Task to complete>
Will you output the entries below exactly, skipping every image they contain?

Supplied entries>
----

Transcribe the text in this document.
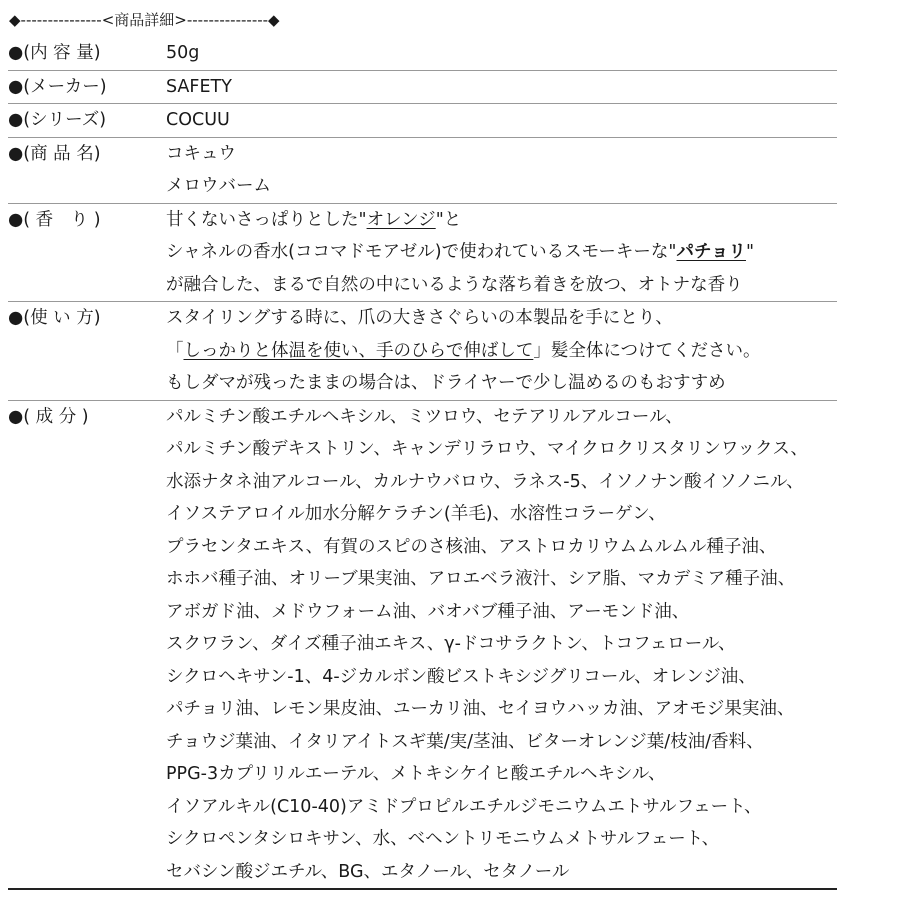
◆---------------<商品詳細>---------------◆
●(内 容 量)	50g
●(メーカー)	SAFETY
●(シリーズ)	COCUU
●(商 品 名)	コキュウ
メロウバーム
●( 香　り )	甘くないさっぱりとした"オレンジ"と
シャネルの香水(ココマドモアゼル)で使われているスモーキーな"パチョリ"
が融合した、まるで自然の中にいるような落ち着きを放つ、オトナな香り
●(使 い 方)	スタイリングする時に、爪の大きさぐらいの本製品を手にとり、
「しっかりと体温を使い、手のひらで伸ばして」髪全体につけてください。
もしダマが残ったままの場合は、ドライヤーで少し温めるのもおすすめ
●( 成 分 )	パルミチン酸エチルヘキシル、ミツロウ、セテアリルアルコール、
パルミチン酸デキストリン、キャンデリラロウ、マイクロクリスタリンワックス、
水添ナタネ油アルコール、カルナウバロウ、ラネス-5、イソノナン酸イソノニル、
イソステアロイル加水分解ケラチン(羊毛)、水溶性コラーゲン、
プラセンタエキス、有賀のスピのさ核油、アストロカリウムムルムル種子油、
ホホバ種子油、オリーブ果実油、アロエベラ液汁、シア脂、マカデミア種子油、
アボガド油、メドウフォーム油、バオバブ種子油、アーモンド油、
スクワラン、ダイズ種子油エキス、γ-ドコサラクトン、トコフェロール、
シクロヘキサン-1、4-ジカルボン酸ビストキシジグリコール、オレンジ油、
パチョリ油、レモン果皮油、ユーカリ油、セイヨウハッカ油、アオモジ果実油、
チョウジ葉油、イタリアイトスギ葉/実/茎油、ビターオレンジ葉/枝油/香料、
PPG-3カプリリルエーテル、メトキシケイヒ酸エチルヘキシル、
イソアルキル(C10-40)アミドプロピルエチルジモニウムエトサルフェート、
シクロペンタシロキサン、水、ベヘントリモニウムメトサルフェート、
セバシン酸ジエチル、BG、エタノール、セタノール
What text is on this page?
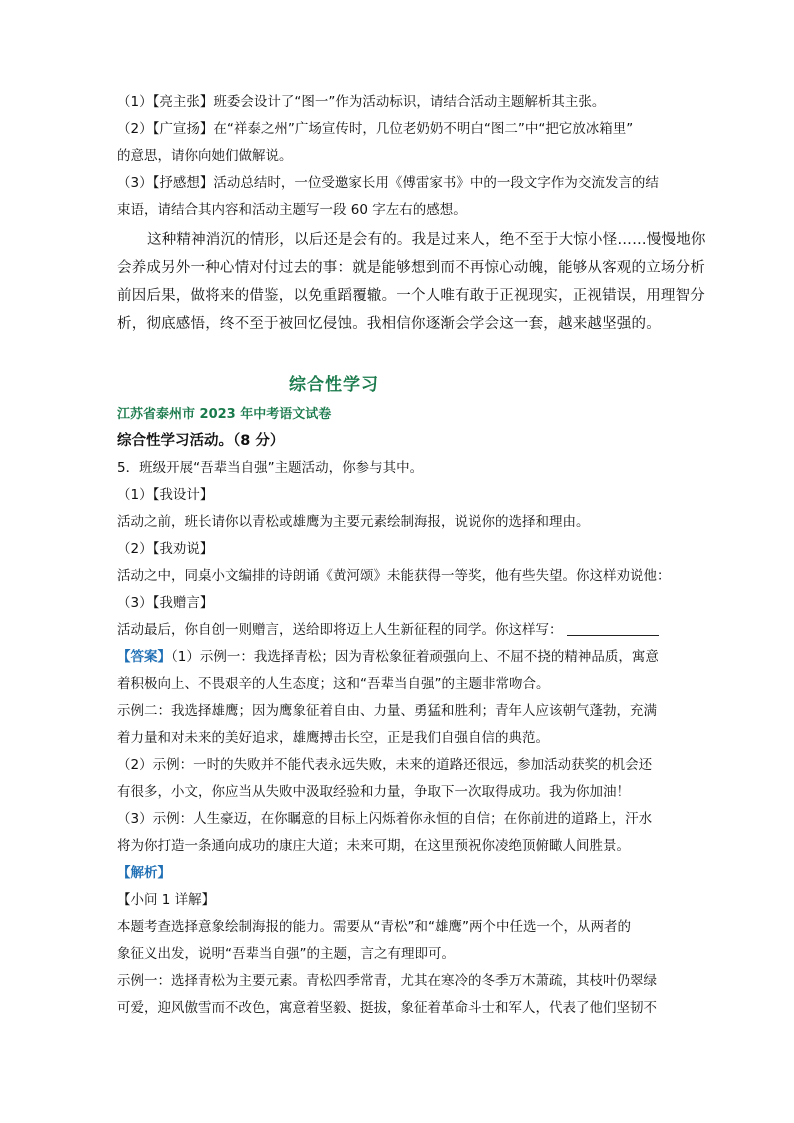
（1）【亮主张】班委会设计了“图一”作为活动标识，请结合活动主题解析其主张。
（2）【广宣扬】在“祥泰之州”广场宣传时，几位老奶奶不明白“图二”中“把它放冰箱里”
的意思，请你向她们做解说。
（3）【抒感想】活动总结时，一位受邀家长用《傅雷家书》中的一段文字作为交流发言的结
束语，请结合其内容和活动主题写一段 60 字左右的感想。
这种精神消沉的情形，以后还是会有的。我是过来人，绝不至于大惊小怪……慢慢地你
会养成另外一种心情对付过去的事：就是能够想到而不再惊心动魄，能够从客观的立场分析
前因后果，做将来的借鉴，以免重蹈覆辙。一个人唯有敢于正视现实，正视错误，用理智分
析，彻底感悟，终不至于被回忆侵蚀。我相信你逐渐会学会这一套，越来越坚强的。
综合性学习
江苏省泰州市 2023 年中考语文试卷
综合性学习活动。（8 分）
5．班级开展“吾辈当自强”主题活动，你参与其中。
（1）【我设计】
活动之前，班长请你以青松或雄鹰为主要元素绘制海报，说说你的选择和理由。
（2）【我劝说】
活动之中，同桌小文编排的诗朗诵《黄河颂》未能获得一等奖，他有些失望。你这样劝说他：
（3）【我赠言】
活动最后，你自创一则赠言，送给即将迈上人生新征程的同学。你这样写：
【答案】（1）示例一：我选择青松；因为青松象征着顽强向上、不屈不挠的精神品质，寓意
着积极向上、不畏艰辛的人生态度；这和“吾辈当自强”的主题非常吻合。
示例二：我选择雄鹰；因为鹰象征着自由、力量、勇猛和胜利；青年人应该朝气蓬勃，充满
着力量和对未来的美好追求，雄鹰搏击长空，正是我们自强自信的典范。
（2）示例：一时的失败并不能代表永远失败，未来的道路还很远，参加活动获奖的机会还
有很多，小文，你应当从失败中汲取经验和力量，争取下一次取得成功。我为你加油！
（3）示例：人生豪迈，在你瞩意的目标上闪烁着你永恒的自信；在你前进的道路上，汗水
将为你打造一条通向成功的康庄大道；未来可期，在这里预祝你凌绝顶俯瞰人间胜景。
【解析】
【小问 1 详解】
本题考查选择意象绘制海报的能力。需要从“青松”和“雄鹰”两个中任选一个，从两者的
象征义出发，说明“吾辈当自强”的主题，言之有理即可。
示例一：选择青松为主要元素。青松四季常青，尤其在寒冷的冬季万木萧疏，其枝叶仍翠绿
可爱，迎风傲雪而不改色，寓意着坚毅、挺拔，象征着革命斗士和军人，代表了他们坚韧不
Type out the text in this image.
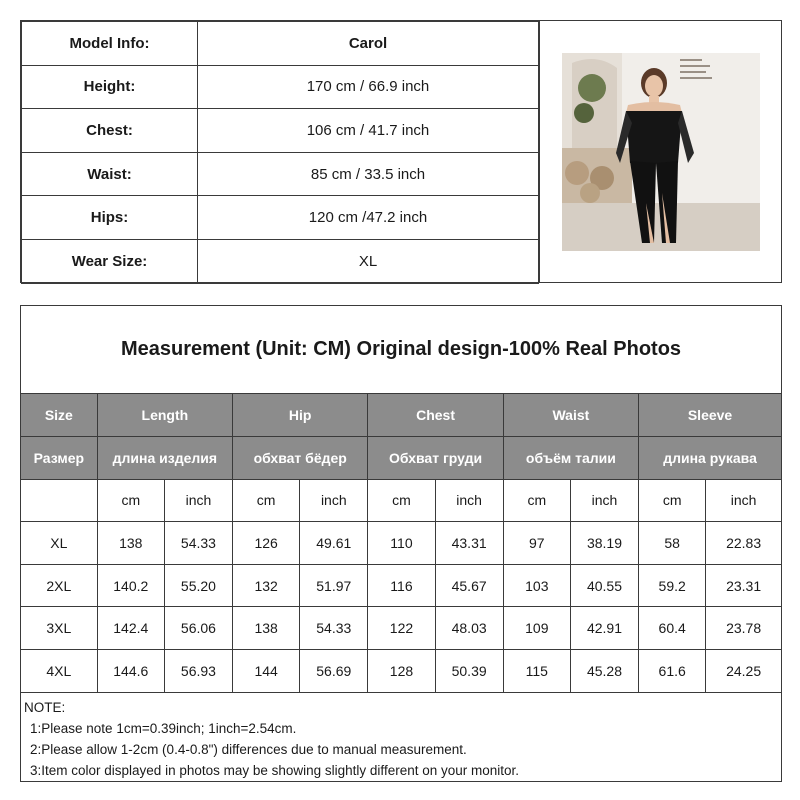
Model Info:	Carol
Height:	170 cm / 66.9 inch
Chest:	106 cm / 41.7 inch
Waist:	85 cm / 33.5 inch
Hips:	120 cm /47.2 inch
Wear Size:	XL
Measurement (Unit: CM) Original design-100% Real Photos
Size	Length		Hip		Chest		Waist		Sleeve	
Размер	длина изделия		обхват бёдер		Обхват груди		объём талии		длина рукава	
	cm	inch	cm	inch	cm	inch	cm	inch	cm	inch
XL	138	54.33	126	49.61	110	43.31	97	38.19	58	22.83
2XL	140.2	55.20	132	51.97	116	45.67	103	40.55	59.2	23.31
3XL	142.4	56.06	138	54.33	122	48.03	109	42.91	60.4	23.78
4XL	144.6	56.93	144	56.69	128	50.39	115	45.28	61.6	24.25
NOTE:
1:Please note 1cm=0.39inch; 1inch=2.54cm.
2:Please allow 1-2cm (0.4-0.8") differences due to manual measurement.
3:Item color displayed in photos may be showing slightly different on your monitor.
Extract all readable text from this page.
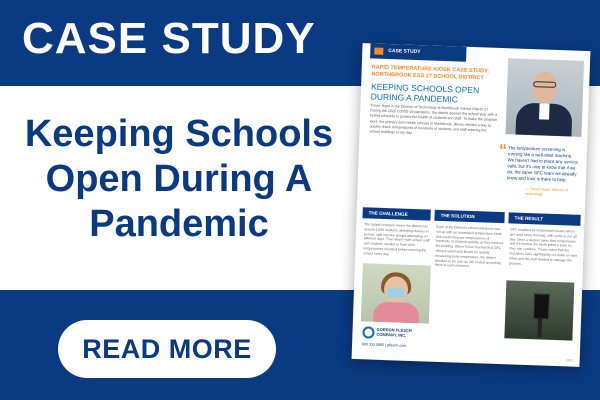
CASE STUDY
Keeping Schools Open During A Pandemic
READ MORE
CASE STUDY
RAPID TEMPERATURE KIOSK CASE STUDY: NORTHBROOK ESD 27 SCHOOL DISTRICT
KEEPING SCHOOLS OPEN DURING A PANDEMIC
Trevor Hope is the Director of Technology at Northbrook School District 27. During the 2020 COVID-19 pandemic, the district opened the school year with a hybrid schedule to protect the health of students and staff. To make the program work, the primary and middle schools in Northbrook, Illinois needed a way to quickly check temperatures of hundreds of students and staff entering the school buildings every day.
“ The temperature screening is running like a well-oiled machine. We haven't had to place any service calls, but it's nice to know that if we do, the same GFC team we already know and trust is there to help.
— Trevor Hope, director of technology
THE CHALLENGE
The hybrid schedule meant the district has around 1,600 students attending classes in person, split into two groups alternating on different days. That meant each school staff and students needed to have their temperatures checked before entering the school every day.
THE SOLUTION
Each of the District's school entrances was set up with an automated temperature kiosk that could measure temperatures of hundreds of students quickly as they entered the building. When Trevor learned that GFC offered automated kiosks for quickly measuring body temperature, the district decided to set one up. We ended up putting them at each entrance.
THE RESULT
GFC installed 16 temperature kiosks which get used every morning, with some to run all day. Once a student takes their temperature and it's normal, the kiosk prints a pass so they can continue. Trevor notes that the machines have significantly cut down on wait times and the staff needed to manage the process.
GORDON FLESCH COMPANY, INC.
800.333.5905 | gflesch.com
GFC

----

Task solution>
Transcribe the text in this document.
◆---------------<商品詳細>---------------◆
●(内 容 量)	50g
●(メーカー)	SAFETY
●(シリーズ)	COCUU
●(商 品 名)	コキュウ
メロウバーム
●( 香　り )	甘くないさっぱりとした"オレンジ"と
シャネルの香水(ココマドモアゼル)で使われているスモーキーな"パチョリ"
が融合した、まるで自然の中にいるような落ち着きを放つ、オトナな香り
●(使 い 方)	スタイリングする時に、爪の大きさぐらいの本製品を手にとり、
「しっかりと体温を使い、手のひらで伸ばして」髪全体につけてください。
もしダマが残ったままの場合は、ドライヤーで少し温めるのもおすすめ
●( 成 分 )	パルミチン酸エチルヘキシル、ミツロウ、セテアリルアルコール、
パルミチン酸デキストリン、キャンデリラロウ、マイクロクリスタリンワックス、
水添ナタネ油アルコール、カルナウバロウ、ラネス-5、イソノナン酸イソノニル、
イソステアロイル加水分解ケラチン(羊毛)、水溶性コラーゲン、
プラセンタエキス、有賀のスピのさ核油、アストロカリウムムルムル種子油、
ホホバ種子油、オリーブ果実油、アロエベラ液汁、シア脂、マカデミア種子油、
アボガド油、メドウフォーム油、バオバブ種子油、アーモンド油、
スクワラン、ダイズ種子油エキス、γ-ドコサラクトン、トコフェロール、
シクロヘキサン-1、4-ジカルボン酸ビストキシジグリコール、オレンジ油、
パチョリ油、レモン果皮油、ユーカリ油、セイヨウハッカ油、アオモジ果実油、
チョウジ葉油、イタリアイトスギ葉/実/茎油、ビターオレンジ葉/枝油/香料、
PPG-3カプリリルエーテル、メトキシケイヒ酸エチルヘキシル、
イソアルキル(C10-40)アミドプロピルエチルジモニウムエトサルフェート、
シクロペンタシロキサン、水、ベヘントリモニウムメトサルフェート、
セバシン酸ジエチル、BG、エタノール、セタノール
What text is on this page?
（1）【亮主张】班委会设计了“图一”作为活动标识，请结合活动主题解析其主张。
（2）【广宣扬】在“祥泰之州”广场宣传时，几位老奶奶不明白“图二”中“把它放冰箱里”
的意思，请你向她们做解说。
（3）【抒感想】活动总结时，一位受邀家长用《傅雷家书》中的一段文字作为交流发言的结
束语，请结合其内容和活动主题写一段 60 字左右的感想。
这种精神消沉的情形，以后还是会有的。我是过来人，绝不至于大惊小怪……慢慢地你
会养成另外一种心情对付过去的事：就是能够想到而不再惊心动魄，能够从客观的立场分析
前因后果，做将来的借鉴，以免重蹈覆辙。一个人唯有敢于正视现实，正视错误，用理智分
析，彻底感悟，终不至于被回忆侵蚀。我相信你逐渐会学会这一套，越来越坚强的。
综合性学习
江苏省泰州市 2023 年中考语文试卷
综合性学习活动。（8 分）
5．班级开展“吾辈当自强”主题活动，你参与其中。
（1）【我设计】
活动之前，班长请你以青松或雄鹰为主要元素绘制海报，说说你的选择和理由。
（2）【我劝说】
活动之中，同桌小文编排的诗朗诵《黄河颂》未能获得一等奖，他有些失望。你这样劝说他：
（3）【我赠言】
活动最后，你自创一则赠言，送给即将迈上人生新征程的同学。你这样写：
【答案】（1）示例一：我选择青松；因为青松象征着顽强向上、不屈不挠的精神品质，寓意
着积极向上、不畏艰辛的人生态度；这和“吾辈当自强”的主题非常吻合。
示例二：我选择雄鹰；因为鹰象征着自由、力量、勇猛和胜利；青年人应该朝气蓬勃，充满
着力量和对未来的美好追求，雄鹰搏击长空，正是我们自强自信的典范。
（2）示例：一时的失败并不能代表永远失败，未来的道路还很远，参加活动获奖的机会还
有很多，小文，你应当从失败中汲取经验和力量，争取下一次取得成功。我为你加油！
（3）示例：人生豪迈，在你瞩意的目标上闪烁着你永恒的自信；在你前进的道路上，汗水
将为你打造一条通向成功的康庄大道；未来可期，在这里预祝你凌绝顶俯瞰人间胜景。
【解析】
【小问 1 详解】
本题考查选择意象绘制海报的能力。需要从“青松”和“雄鹰”两个中任选一个，从两者的
象征义出发，说明“吾辈当自强”的主题，言之有理即可。
示例一：选择青松为主要元素。青松四季常青，尤其在寒冷的冬季万木萧疏，其枝叶仍翠绿
可爱，迎风傲雪而不改色，寓意着坚毅、挺拔，象征着革命斗士和军人，代表了他们坚韧不
Type out the text in this image.
Model Info:	Carol
Height:	170 cm / 66.9 inch
Chest:	106 cm / 41.7 inch
Waist:	85 cm / 33.5 inch
Hips:	120 cm /47.2 inch
Wear Size:	XL
Measurement (Unit: CM) Original design-100% Real Photos
Size	Length		Hip		Chest		Waist		Sleeve	
Размер	длина изделия		обхват бёдер		Обхват груди		объём талии		длина рукава	
	cm	inch	cm	inch	cm	inch	cm	inch	cm	inch
XL	138	54.33	126	49.61	110	43.31	97	38.19	58	22.83
2XL	140.2	55.20	132	51.97	116	45.67	103	40.55	59.2	23.31
3XL	142.4	56.06	138	54.33	122	48.03	109	42.91	60.4	23.78
4XL	144.6	56.93	144	56.69	128	50.39	115	45.28	61.6	24.25
NOTE:
1:Please note 1cm=0.39inch; 1inch=2.54cm.
2:Please allow 1-2cm (0.4-0.8") differences due to manual measurement.
3:Item color displayed in photos may be showing slightly different on your monitor.
Extract all readable text from this page.
CASE STUDY
Keeping Schools Open During A Pandemic
READ MORE
CASE STUDY
RAPID TEMPERATURE KIOSK CASE STUDY: NORTHBROOK ESD 27 SCHOOL DISTRICT
KEEPING SCHOOLS OPEN DURING A PANDEMIC
Trevor Hope is the Director of Technology at Northbrook School District 27. During the 2020 COVID-19 pandemic, the district opened the school year with a hybrid schedule to protect the health of students and staff. To make the program work, the primary and middle schools in Northbrook, Illinois needed a way to quickly check temperatures of hundreds of students and staff entering the school buildings every day.
“ The temperature screening is running like a well-oiled machine. We haven't had to place any service calls, but it's nice to know that if we do, the same GFC team we already know and trust is there to help.
— Trevor Hope, director of technology
THE CHALLENGE
The hybrid schedule meant the district has around 1,600 students attending classes in person, split into two groups alternating on different days. That meant each school staff and students needed to have their temperatures checked before entering the school every day.
THE SOLUTION
Each of the District's school entrances was set up with an automated temperature kiosk that could measure temperatures of hundreds of students quickly as they entered the building. When Trevor learned that GFC offered automated kiosks for quickly measuring body temperature, the district decided to set one up. We ended up putting them at each entrance.
THE RESULT
GFC installed 16 temperature kiosks which get used every morning, with some to run all day. Once a student takes their temperature and it's normal, the kiosk prints a pass so they can continue. Trevor notes that the machines have significantly cut down on wait times and the staff needed to manage the process.
GORDON FLESCH COMPANY, INC.
800.333.5905 | gflesch.com
GFC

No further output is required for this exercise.